Go through the records underneath and write each one out again exactly.

:: Information given

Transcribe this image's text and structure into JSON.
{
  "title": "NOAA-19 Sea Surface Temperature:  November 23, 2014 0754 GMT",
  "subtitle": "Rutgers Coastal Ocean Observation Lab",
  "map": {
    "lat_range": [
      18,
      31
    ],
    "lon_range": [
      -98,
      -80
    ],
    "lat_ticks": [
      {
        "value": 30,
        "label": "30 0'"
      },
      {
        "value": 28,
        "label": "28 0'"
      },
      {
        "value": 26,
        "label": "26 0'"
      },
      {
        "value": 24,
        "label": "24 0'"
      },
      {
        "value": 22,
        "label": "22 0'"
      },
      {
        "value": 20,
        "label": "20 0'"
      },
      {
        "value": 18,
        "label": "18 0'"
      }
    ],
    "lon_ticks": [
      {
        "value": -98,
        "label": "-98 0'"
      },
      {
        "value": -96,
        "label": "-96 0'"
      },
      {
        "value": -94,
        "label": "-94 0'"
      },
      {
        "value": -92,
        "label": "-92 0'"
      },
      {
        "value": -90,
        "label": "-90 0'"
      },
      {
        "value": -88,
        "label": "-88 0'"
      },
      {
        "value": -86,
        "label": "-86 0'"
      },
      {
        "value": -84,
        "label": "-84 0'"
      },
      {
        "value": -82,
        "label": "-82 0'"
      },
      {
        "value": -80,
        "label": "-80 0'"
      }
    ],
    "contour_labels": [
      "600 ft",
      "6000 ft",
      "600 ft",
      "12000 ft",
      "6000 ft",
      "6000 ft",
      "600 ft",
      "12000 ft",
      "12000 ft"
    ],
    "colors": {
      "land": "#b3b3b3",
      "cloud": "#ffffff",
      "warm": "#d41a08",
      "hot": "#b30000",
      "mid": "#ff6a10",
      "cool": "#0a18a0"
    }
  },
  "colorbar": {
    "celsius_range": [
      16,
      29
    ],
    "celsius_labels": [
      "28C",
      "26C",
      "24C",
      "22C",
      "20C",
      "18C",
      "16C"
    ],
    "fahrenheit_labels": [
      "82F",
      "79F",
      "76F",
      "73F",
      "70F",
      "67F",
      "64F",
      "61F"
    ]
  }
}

::::

### [Right answer]
Transcribe this image's text and structure into JSON.
{
  "title": "NOAA-19 Sea Surface Temperature:  November 23, 2014 0754 GMT",
  "subtitle": "Rutgers Coastal Ocean Observation Lab",
  "map": {
    "lat_range": [
      18,
      31
    ],
    "lon_range": [
      -98,
      -80
    ],
    "lat_ticks": [
      {
        "value": 30,
        "label": "30 0'"
      },
      {
        "value": 28,
        "label": "28 0'"
      },
      {
        "value": 26,
        "label": "26 0'"
      },
      {
        "value": 24,
        "label": "24 0'"
      },
      {
        "value": 22,
        "label": "22 0'"
      },
      {
        "value": 20,
        "label": "20 0'"
      },
      {
        "value": 18,
        "label": "18 0'"
      }
    ],
    "lon_ticks": [
      {
        "value": -98,
        "label": "-98 0'"
      },
      {
        "value": -96,
        "label": "-96 0'"
      },
      {
        "value": -94,
        "label": "-94 0'"
      },
      {
        "value": -92,
        "label": "-92 0'"
      },
      {
        "value": -90,
        "label": "-90 0'"
      },
      {
        "value": -88,
        "label": "-88 0'"
      },
      {
        "value": -86,
        "label": "-86 0'"
      },
      {
        "value": -84,
        "label": "-84 0'"
      },
      {
        "value": -82,
        "label": "-82 0'"
      },
      {
        "value": -80,
        "label": "-80 0'"
      }
    ],
    "contour_labels": [
      "600 ft",
      "6000 ft",
      "600 ft",
      "12000 ft",
      "6000 ft",
      "6000 ft",
      "600 ft",
      "12000 ft",
      "12000 ft"
    ],
    "colors": {
      "land": "#b3b3b3",
      "cloud": "#ffffff",
      "warm": "#d41a08",
      "hot": "#b30000",
      "mid": "#ff6a10",
      "cool": "#0a18a0"
    }
  },
  "colorbar": {
    "celsius_range": [
      16,
      29
    ],
    "celsius_labels": [
      "28C",
      "26C",
      "24C",
      "22C",
      "20C",
      "18C",
      "16C"
    ],
    "fahrenheit_labels": [
      "82F",
      "79F",
      "76F",
      "73F",
      "70F",
      "67F",
      "64F",
      "61F"
    ]
  }
}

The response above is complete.